Rewrite the records from their first line through the line containing "poldnik-cell bbox=[336, 120, 1651, 363]", inclusive, replacing "row-header-line" with "row-label-line" and leaving everything else unchanged.

## Start INPUT DATA

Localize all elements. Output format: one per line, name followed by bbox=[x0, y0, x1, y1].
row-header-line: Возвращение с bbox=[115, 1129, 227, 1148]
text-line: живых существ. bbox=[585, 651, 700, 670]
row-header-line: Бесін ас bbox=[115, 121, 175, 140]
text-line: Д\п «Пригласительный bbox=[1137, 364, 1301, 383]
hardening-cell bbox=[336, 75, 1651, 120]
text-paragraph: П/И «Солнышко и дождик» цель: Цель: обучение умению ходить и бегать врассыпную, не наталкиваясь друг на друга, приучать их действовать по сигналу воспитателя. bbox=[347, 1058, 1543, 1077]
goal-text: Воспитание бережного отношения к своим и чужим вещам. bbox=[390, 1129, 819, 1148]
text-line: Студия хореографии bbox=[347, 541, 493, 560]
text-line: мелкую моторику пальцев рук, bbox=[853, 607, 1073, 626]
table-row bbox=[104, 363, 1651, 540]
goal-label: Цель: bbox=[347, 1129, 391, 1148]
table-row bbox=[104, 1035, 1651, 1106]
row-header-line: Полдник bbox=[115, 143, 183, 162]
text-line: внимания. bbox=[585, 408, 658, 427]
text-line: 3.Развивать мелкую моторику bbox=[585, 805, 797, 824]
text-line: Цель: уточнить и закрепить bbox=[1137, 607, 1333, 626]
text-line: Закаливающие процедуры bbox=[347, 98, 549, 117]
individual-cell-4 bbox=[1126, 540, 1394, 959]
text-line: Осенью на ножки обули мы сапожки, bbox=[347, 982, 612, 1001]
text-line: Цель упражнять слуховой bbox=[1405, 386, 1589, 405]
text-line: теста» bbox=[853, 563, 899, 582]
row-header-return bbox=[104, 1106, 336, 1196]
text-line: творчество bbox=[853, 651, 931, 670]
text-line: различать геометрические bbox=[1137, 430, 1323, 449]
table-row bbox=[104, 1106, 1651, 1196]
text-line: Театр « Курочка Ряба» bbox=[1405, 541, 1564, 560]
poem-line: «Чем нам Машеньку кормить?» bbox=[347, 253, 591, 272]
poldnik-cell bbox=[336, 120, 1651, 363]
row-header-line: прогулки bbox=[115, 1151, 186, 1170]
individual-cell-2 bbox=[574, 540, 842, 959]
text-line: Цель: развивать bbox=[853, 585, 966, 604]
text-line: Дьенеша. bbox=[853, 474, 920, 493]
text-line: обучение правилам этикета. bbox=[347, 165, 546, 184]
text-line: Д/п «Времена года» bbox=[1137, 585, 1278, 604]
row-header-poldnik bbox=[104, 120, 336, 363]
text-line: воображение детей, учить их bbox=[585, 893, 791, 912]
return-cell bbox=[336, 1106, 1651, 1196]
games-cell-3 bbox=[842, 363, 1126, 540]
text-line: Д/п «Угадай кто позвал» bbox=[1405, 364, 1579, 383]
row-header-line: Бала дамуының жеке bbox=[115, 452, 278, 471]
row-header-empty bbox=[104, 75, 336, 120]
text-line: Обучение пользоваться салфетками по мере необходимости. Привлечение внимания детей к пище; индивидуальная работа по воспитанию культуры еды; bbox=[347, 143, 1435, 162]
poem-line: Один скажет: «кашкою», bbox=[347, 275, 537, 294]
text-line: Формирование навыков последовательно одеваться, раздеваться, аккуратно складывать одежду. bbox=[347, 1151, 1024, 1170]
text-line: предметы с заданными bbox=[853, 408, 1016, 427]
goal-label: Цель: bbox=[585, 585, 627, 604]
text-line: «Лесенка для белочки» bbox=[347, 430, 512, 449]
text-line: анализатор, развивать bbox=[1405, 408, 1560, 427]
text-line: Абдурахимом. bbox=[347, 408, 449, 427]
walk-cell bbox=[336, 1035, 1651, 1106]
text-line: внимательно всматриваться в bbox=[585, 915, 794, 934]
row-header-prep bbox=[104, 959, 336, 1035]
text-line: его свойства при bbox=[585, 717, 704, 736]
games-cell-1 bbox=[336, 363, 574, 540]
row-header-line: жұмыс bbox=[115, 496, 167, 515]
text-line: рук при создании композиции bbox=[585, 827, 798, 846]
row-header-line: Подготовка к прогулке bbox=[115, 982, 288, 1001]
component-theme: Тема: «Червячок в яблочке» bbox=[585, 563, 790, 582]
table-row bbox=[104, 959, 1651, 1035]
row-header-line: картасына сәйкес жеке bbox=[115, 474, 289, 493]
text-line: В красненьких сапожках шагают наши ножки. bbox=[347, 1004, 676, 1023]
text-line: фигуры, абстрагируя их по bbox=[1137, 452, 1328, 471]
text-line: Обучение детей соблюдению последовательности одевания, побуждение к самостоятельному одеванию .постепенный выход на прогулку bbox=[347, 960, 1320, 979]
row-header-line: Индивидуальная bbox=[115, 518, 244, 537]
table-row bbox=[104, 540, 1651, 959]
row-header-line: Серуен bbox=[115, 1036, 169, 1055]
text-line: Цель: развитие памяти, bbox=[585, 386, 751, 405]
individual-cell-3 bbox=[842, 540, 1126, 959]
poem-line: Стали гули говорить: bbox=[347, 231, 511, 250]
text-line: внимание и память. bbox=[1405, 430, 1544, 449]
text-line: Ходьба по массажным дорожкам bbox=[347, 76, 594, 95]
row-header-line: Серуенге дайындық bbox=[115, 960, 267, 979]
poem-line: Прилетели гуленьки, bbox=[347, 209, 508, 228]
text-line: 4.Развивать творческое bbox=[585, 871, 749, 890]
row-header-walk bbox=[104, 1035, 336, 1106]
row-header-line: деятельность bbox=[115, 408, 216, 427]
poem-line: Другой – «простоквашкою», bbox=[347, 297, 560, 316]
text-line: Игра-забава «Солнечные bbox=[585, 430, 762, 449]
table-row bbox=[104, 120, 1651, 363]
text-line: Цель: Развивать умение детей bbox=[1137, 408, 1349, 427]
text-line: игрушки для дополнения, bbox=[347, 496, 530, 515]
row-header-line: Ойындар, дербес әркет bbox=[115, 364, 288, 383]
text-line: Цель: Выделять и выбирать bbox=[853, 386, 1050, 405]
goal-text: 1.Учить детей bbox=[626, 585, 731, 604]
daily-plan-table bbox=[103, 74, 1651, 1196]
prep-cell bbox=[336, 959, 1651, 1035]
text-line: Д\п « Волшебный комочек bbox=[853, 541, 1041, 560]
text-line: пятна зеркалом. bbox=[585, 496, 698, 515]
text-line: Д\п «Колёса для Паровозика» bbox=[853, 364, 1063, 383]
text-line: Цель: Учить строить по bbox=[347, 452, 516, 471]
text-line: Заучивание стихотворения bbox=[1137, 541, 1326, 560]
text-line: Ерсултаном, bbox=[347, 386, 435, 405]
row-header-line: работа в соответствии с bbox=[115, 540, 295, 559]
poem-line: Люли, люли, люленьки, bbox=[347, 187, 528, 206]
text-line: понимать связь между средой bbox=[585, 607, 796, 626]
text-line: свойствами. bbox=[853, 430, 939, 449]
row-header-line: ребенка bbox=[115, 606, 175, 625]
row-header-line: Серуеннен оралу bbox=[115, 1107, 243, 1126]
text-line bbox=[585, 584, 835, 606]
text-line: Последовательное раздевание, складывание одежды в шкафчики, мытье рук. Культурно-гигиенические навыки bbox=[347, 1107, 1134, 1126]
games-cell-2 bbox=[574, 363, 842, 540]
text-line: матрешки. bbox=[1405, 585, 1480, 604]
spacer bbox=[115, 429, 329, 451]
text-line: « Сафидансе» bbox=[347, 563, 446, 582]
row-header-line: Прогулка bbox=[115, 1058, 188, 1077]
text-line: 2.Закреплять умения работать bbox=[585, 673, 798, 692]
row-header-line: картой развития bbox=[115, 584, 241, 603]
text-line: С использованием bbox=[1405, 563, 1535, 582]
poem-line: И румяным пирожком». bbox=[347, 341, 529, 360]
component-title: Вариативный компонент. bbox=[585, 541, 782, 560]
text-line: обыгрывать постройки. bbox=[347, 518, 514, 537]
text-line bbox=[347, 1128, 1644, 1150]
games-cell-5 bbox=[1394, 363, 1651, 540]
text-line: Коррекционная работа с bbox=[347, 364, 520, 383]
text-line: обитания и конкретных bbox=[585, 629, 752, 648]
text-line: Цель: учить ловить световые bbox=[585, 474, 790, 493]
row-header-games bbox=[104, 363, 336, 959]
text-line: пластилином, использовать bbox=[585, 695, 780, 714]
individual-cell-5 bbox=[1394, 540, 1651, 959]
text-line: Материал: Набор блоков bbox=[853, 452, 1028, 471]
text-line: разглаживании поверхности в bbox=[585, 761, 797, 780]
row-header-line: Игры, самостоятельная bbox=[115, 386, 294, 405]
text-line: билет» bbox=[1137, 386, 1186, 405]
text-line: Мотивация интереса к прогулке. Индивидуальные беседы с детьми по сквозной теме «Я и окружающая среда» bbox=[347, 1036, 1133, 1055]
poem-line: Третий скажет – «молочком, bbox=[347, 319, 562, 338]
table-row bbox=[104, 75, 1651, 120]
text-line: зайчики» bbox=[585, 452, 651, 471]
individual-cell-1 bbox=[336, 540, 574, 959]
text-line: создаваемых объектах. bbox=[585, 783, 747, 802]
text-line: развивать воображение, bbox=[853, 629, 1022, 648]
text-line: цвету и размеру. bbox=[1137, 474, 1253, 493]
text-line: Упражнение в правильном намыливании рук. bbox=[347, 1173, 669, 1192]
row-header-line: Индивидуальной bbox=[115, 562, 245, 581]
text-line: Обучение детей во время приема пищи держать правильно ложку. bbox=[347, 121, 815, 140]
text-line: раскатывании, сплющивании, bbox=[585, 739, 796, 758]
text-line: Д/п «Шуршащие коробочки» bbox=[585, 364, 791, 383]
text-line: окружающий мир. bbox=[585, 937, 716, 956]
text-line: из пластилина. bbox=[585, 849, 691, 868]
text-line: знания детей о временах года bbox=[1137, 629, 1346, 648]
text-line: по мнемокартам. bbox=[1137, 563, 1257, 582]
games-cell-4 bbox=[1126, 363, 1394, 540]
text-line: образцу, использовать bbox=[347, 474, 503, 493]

## End INPUT DATA

→ **EXERCISE RESPONSE**:
Localize all elements. Output format: one per line, name followed by bbox=[x0, y0, x1, y1].
row-label-line: Возвращение с bbox=[115, 1129, 227, 1148]
text-line: живых существ. bbox=[585, 651, 700, 670]
row-label-line: Бесін ас bbox=[115, 121, 175, 140]
text-line: Д\п «Пригласительный bbox=[1137, 364, 1301, 383]
hardening-cell bbox=[336, 75, 1651, 120]
text-paragraph: П/И «Солнышко и дождик» цель: Цель: обучение умению ходить и бегать врассыпную, не наталкиваясь друг на друга, приучать их действовать по сигналу воспитателя. bbox=[347, 1058, 1543, 1077]
goal-text: Воспитание бережного отношения к своим и чужим вещам. bbox=[390, 1129, 819, 1148]
text-line: Студия хореографии bbox=[347, 541, 493, 560]
text-line: мелкую моторику пальцев рук, bbox=[853, 607, 1073, 626]
table-row bbox=[104, 363, 1651, 540]
goal-label: Цель: bbox=[347, 1129, 391, 1148]
table-row bbox=[104, 1035, 1651, 1106]
row-label-line: Полдник bbox=[115, 143, 183, 162]
text-line: внимания. bbox=[585, 408, 658, 427]
text-line: 3.Развивать мелкую моторику bbox=[585, 805, 797, 824]
text-line: Цель: уточнить и закрепить bbox=[1137, 607, 1333, 626]
text-line: Закаливающие процедуры bbox=[347, 98, 549, 117]
individual-cell-4 bbox=[1126, 540, 1394, 959]
text-line: Осенью на ножки обули мы сапожки, bbox=[347, 982, 612, 1001]
text-line: Цель упражнять слуховой bbox=[1405, 386, 1589, 405]
text-line: теста» bbox=[853, 563, 899, 582]
row-header-return bbox=[104, 1106, 336, 1196]
text-line: творчество bbox=[853, 651, 931, 670]
text-line: различать геометрические bbox=[1137, 430, 1323, 449]
table-row bbox=[104, 1106, 1651, 1196]
text-line: Театр « Курочка Ряба» bbox=[1405, 541, 1564, 560]
poem-line: «Чем нам Машеньку кормить?» bbox=[347, 253, 591, 272]
poldnik-cell bbox=[336, 120, 1651, 363]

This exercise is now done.